TEXT PASSAGE
□ □ □ □
Turning immediately into the Fall line, albeit scary at first, makes the entire run easier.

In the afternoon, Klaye et.al were skiing the bowls, which I was not ready for. I decided to ski some of the trails off of the Supper B, since I rarely get to them. After skiing a few runs down the two blacks I had skied that morning, I decided it was time to explore. If Rosi's and Treble Cliff were relatively easy, how bad can the other diamonds be, right? WRONG!!

Of all the black trails in that area, I had to choose Far East. Once I turned into it, there was no turning back. For those of you who have never skied it, Far East is made up of skyscraper sized bumps, set at a pitch that should probably be rated double black. Even worse, like a descent into hell, it goes on forever.

It's also a very mean trail. One side of it can seem a bit flatter, but if you traverse over to it, it starts to get hairy. Then the other side seems easier. Like Hell, there does not seem to be a way to bail out. Fear, as an instructor once told me, is an absence of options. I started doing a series of side slips, traverses, and occaional turns, but it seemed like I was never going to get down.

Finally, a guy who seemed to be leading a group of people skied up and asked me if I was okay. I told him that I really should not be skiing this until my knee was 100% healed. He said: "You are on a very bad trail"

Somehow, he managed to cue me through one turn. He showed me where there was an opening in the trees. I should ski through that opening, traverse across than ski through another set of trees. Trees or moguls? I was between Scyllas and Charybdis!:

I skied across, and saw a double chair. Where am I? Union Creek? No, I am under the Alpine chair, skiing a Black that once again felt like a Green!:

Anyway, I obviously lived to tell the tale.

If by any unlikely chance the guy who helped me is an Epicski person, you have my most sincere thanks!
□ □ □ □
EXTRACTED MATERIAL

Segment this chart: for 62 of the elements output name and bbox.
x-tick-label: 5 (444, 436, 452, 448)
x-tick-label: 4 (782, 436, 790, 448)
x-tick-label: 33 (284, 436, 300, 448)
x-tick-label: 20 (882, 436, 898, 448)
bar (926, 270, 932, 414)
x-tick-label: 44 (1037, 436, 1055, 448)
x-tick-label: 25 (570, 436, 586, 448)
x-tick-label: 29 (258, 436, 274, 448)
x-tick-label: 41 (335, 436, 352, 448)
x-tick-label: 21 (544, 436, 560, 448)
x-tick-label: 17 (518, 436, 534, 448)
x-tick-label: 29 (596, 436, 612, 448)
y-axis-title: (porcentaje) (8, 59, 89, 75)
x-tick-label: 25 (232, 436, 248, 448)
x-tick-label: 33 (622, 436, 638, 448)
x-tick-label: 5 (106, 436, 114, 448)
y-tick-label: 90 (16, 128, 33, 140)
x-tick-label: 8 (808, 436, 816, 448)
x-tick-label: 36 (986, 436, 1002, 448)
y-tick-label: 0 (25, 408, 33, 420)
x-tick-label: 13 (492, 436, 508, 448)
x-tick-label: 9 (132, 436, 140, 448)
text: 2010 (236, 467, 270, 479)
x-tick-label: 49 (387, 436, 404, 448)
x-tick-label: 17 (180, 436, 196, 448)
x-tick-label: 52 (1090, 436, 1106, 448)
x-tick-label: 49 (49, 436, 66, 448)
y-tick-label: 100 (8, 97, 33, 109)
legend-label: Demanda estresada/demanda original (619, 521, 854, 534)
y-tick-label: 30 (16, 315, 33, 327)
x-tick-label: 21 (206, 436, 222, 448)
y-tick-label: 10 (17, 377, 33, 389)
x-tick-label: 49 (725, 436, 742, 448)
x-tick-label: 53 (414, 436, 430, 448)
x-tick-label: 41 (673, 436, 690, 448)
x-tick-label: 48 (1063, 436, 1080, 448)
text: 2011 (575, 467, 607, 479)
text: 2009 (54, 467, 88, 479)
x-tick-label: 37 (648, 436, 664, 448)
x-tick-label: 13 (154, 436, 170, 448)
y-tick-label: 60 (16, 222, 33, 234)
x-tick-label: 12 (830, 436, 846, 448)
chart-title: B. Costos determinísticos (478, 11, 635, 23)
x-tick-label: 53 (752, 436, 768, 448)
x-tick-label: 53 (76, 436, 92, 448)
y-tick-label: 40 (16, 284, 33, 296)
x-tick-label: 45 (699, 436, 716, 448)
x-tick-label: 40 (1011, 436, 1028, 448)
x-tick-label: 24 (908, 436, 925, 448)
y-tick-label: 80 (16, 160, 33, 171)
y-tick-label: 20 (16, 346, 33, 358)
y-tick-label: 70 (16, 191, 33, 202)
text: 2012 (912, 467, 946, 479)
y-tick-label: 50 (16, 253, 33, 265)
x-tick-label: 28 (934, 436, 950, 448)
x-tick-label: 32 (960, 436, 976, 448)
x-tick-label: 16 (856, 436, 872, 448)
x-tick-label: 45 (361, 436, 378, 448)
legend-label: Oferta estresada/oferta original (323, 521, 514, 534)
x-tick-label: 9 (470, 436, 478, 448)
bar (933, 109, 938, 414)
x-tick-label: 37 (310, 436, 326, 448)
□ □ □ □
REQUIRED TASK 1
In the ski trip account, under which chair did the writer find themselves after skiing across?
REQUIRED TASK 2
Carry on the ski trip account, picking up after its last sentence.
The records come from a separate source.

TASK OUTPUT 1
The Alpine chair.

TASK OUTPUT 2
post #2 of 7
I went a few weeks ago and took Far East as the last run of the day. It was my first time ever. I prefer steeps to bumps, but can get through most mogul fields on a decent line - I just have to stop a lot and catch my breath. I had skied other bump runs all day. Far East kicked my butt. The bumps are irregularly shaped/cut because the fall line runs left to right in many places. If you try to go down the natural slope, you'll run off the trail. I didn't remember the pitch necessitating a double diamond level, but the awkwardness of it made it very difficult. And yes, it does go on FOREVER...
post #3 of 7
Thread Starter 
Oh good heavens, I did not realize it was also one of those forkin' double fall lines that I despise! The only reason I thought it should be rated double black is because is because it was so much more challenging than the other black trails around it.

Thanks for the empathy! I'm feeling like a total gaper!
post #4 of 7
so why don't resorts have downloadable GPS maps so that we can find our way around. Especially nice would be notes on them about how to wscape when it gets ugly!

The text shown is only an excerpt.